What you are asked to do:
Identify the lines that contain the word "most" and copy each one.

Listing:
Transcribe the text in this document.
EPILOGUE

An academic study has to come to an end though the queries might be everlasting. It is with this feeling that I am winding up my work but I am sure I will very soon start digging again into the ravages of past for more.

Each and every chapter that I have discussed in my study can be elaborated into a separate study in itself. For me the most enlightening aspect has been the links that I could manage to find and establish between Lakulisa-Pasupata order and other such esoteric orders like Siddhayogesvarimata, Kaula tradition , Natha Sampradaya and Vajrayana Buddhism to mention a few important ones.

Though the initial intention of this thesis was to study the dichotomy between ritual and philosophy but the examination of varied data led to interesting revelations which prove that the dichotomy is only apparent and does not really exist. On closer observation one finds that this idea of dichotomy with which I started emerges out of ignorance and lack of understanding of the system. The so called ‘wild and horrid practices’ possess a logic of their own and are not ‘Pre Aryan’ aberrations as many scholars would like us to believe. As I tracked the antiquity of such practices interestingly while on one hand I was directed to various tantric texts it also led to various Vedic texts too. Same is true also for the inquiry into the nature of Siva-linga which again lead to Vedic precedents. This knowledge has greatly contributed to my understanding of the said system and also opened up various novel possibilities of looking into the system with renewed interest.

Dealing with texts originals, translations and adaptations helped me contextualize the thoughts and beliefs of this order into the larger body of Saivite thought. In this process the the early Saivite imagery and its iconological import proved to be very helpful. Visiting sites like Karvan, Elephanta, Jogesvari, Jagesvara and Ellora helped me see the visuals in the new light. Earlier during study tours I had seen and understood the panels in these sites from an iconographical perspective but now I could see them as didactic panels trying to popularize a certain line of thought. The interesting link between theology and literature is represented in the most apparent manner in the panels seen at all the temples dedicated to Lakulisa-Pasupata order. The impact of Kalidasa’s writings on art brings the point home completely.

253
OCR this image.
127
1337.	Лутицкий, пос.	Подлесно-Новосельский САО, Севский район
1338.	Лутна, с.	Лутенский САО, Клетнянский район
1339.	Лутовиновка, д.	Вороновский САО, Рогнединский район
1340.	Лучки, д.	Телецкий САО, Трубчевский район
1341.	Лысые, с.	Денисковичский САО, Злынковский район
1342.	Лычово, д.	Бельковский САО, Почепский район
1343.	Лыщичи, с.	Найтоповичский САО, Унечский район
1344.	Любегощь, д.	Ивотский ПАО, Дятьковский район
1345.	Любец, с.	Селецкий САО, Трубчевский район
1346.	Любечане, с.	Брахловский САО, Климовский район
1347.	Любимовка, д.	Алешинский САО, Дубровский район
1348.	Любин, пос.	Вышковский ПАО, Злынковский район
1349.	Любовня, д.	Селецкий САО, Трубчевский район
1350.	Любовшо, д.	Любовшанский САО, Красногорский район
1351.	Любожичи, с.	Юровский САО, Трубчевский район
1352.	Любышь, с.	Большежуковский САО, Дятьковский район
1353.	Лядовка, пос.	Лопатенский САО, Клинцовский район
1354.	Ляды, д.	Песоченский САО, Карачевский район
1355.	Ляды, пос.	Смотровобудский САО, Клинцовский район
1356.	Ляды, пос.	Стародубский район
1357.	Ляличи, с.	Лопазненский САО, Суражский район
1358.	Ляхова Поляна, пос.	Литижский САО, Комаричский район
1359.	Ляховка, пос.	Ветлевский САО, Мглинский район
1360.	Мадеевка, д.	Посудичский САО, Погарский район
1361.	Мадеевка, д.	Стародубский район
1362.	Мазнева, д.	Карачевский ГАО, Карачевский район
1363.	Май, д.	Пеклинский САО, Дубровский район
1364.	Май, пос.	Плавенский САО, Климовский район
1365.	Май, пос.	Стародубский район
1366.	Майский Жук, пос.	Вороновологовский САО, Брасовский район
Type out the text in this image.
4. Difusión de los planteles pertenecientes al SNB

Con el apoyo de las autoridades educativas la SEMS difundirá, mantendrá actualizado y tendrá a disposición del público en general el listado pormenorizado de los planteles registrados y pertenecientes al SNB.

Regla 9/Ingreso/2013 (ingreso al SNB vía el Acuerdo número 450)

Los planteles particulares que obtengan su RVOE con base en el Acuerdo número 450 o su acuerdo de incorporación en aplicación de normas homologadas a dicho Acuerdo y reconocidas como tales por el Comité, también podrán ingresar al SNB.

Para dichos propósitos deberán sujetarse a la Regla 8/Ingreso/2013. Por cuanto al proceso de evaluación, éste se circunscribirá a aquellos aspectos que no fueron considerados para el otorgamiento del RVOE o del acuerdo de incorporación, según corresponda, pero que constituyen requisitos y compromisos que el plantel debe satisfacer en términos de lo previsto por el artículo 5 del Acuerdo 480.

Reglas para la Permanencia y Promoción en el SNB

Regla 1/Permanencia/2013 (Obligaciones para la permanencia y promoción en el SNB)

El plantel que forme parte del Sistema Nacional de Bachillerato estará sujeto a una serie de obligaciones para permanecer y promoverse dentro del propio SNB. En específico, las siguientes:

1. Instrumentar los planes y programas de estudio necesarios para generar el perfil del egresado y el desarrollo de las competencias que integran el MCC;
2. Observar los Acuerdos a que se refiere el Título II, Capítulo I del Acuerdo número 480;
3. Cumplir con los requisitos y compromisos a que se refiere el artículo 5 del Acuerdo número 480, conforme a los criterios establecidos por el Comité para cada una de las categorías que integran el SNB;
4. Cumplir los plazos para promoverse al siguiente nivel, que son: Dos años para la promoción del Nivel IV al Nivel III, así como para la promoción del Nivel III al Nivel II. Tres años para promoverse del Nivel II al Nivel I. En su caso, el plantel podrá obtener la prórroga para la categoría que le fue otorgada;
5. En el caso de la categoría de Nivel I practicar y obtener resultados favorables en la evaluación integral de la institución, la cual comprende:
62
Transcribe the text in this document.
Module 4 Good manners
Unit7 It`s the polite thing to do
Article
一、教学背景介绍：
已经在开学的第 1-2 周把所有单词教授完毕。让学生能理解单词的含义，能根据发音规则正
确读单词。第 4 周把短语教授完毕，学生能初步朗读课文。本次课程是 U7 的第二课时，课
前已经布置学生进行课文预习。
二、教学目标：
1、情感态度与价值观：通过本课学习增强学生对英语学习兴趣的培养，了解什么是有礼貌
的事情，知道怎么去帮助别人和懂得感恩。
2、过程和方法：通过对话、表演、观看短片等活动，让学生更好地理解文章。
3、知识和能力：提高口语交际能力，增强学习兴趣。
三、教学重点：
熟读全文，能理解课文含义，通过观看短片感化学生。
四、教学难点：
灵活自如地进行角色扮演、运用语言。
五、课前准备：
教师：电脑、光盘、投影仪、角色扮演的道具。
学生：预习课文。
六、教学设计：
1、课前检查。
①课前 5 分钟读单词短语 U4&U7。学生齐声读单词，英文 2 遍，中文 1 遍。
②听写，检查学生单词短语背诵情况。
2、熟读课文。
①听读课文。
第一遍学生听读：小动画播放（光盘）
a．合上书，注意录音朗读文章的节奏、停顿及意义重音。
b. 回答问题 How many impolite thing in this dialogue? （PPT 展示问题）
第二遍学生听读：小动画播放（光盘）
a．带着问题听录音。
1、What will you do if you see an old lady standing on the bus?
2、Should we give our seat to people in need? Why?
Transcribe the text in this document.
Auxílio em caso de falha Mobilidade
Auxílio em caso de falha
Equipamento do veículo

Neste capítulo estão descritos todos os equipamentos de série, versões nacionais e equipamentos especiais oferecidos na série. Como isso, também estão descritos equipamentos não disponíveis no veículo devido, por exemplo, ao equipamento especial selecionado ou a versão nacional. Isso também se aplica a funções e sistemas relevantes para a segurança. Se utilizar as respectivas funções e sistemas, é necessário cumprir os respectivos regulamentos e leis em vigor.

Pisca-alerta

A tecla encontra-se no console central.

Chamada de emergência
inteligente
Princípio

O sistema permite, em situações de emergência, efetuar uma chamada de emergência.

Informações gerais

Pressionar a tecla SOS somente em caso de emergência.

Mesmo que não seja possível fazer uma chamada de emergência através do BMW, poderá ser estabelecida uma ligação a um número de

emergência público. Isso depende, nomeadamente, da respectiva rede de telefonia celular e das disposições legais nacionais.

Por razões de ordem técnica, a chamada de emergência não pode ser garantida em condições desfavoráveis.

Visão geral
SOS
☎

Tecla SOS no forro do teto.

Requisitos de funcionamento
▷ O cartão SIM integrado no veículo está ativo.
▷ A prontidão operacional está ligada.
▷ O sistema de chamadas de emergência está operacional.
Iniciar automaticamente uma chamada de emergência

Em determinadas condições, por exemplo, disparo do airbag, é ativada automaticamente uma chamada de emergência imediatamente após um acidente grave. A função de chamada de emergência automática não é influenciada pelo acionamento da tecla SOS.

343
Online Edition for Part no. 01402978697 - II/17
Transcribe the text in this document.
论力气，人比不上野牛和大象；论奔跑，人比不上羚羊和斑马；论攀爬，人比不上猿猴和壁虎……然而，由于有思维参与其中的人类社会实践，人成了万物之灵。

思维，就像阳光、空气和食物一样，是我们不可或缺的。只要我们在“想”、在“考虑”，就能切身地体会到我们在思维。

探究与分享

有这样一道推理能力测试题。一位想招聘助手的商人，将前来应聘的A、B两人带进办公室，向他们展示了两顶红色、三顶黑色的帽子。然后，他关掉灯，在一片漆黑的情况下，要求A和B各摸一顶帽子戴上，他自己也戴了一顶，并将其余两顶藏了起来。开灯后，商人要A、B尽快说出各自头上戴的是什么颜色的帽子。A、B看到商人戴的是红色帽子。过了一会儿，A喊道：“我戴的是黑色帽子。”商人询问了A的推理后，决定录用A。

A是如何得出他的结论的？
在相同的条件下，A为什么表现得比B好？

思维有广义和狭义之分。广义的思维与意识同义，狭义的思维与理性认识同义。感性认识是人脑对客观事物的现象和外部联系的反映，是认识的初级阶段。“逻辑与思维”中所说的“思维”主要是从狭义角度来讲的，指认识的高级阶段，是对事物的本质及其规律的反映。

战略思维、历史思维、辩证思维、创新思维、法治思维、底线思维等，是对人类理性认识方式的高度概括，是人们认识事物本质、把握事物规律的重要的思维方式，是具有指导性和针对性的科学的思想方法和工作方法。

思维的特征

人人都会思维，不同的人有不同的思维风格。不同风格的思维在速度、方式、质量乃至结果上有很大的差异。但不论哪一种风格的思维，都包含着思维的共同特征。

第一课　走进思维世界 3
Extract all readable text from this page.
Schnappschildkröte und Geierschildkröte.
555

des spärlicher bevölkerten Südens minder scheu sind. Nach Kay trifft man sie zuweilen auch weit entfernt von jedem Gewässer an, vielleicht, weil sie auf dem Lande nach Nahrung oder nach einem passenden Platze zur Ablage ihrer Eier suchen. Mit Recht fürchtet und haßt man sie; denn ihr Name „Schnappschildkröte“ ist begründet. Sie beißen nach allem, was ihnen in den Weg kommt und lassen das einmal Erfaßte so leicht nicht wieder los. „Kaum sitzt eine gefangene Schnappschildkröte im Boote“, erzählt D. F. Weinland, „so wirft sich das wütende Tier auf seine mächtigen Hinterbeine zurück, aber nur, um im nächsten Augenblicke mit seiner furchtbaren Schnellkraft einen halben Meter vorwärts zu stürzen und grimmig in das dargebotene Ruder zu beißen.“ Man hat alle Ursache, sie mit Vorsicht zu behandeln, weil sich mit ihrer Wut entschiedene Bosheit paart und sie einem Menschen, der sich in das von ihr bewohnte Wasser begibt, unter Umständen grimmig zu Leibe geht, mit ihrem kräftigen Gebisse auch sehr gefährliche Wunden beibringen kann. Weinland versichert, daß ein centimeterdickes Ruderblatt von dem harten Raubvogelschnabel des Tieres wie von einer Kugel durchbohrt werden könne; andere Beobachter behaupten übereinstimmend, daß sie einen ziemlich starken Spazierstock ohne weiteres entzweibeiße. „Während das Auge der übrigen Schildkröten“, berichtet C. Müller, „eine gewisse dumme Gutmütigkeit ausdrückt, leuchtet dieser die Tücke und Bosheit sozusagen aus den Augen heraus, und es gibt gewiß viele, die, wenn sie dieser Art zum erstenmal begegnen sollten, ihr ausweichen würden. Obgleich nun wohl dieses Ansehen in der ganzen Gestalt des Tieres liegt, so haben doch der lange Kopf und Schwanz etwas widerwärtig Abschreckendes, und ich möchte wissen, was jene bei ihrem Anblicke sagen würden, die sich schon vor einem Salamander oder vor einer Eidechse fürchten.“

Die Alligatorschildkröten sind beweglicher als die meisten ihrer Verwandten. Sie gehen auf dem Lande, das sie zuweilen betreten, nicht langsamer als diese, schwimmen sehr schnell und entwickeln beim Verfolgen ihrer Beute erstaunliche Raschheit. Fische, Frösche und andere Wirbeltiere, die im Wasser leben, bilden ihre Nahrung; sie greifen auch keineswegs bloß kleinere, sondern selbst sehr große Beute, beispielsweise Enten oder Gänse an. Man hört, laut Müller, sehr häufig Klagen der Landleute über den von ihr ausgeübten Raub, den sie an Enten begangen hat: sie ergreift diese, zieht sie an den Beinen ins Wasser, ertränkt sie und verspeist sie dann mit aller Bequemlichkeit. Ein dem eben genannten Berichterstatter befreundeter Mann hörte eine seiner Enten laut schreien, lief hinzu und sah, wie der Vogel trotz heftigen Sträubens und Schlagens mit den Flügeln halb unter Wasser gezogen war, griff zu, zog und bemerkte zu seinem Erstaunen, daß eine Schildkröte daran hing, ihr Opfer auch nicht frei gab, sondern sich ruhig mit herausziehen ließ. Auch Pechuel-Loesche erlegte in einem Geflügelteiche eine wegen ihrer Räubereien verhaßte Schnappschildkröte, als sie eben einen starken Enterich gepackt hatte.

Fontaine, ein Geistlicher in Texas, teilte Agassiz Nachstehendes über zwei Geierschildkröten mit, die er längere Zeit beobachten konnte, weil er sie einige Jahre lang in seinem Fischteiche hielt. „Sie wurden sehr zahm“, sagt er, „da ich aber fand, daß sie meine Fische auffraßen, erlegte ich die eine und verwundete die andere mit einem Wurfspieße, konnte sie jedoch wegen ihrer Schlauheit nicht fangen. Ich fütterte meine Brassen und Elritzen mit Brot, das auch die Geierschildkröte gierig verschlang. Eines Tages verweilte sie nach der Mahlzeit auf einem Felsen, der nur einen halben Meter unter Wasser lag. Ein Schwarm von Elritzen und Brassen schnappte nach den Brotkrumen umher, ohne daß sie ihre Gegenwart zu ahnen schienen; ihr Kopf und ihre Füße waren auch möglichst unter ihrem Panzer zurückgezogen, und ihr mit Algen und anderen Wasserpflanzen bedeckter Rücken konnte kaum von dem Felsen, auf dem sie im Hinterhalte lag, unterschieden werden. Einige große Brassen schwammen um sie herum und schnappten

Output of the task:
Each and every chapter that I have discussed in my study can be elaborated into a separate study in itself. For me the most enlightening aspect has been the links that I could manage to find and establish between Lakulisa-Pasupata order and other such esoteric orders like Siddhayogesvarimata, Kaula tradition , Natha Sampradaya and Vajrayana Buddhism to mention a few important ones.
Dealing with texts originals, translations and adaptations helped me contextualize the thoughts and beliefs of this order into the larger body of Saivite thought. In this process the the early Saivite imagery and its iconological import proved to be very helpful. Visiting sites like Karvan, Elephanta, Jogesvari, Jagesvara and Ellora helped me see the visuals in the new light. Earlier during study tours I had seen and understood the panels in these sites from an iconographical perspective but now I could see them as didactic panels trying to popularize a certain line of thought. The interesting link between theology and literature is represented in the most apparent manner in the panels seen at all the temples dedicated to Lakulisa-Pasupata order. The impact of Kalidasa’s writings on art brings the point home completely.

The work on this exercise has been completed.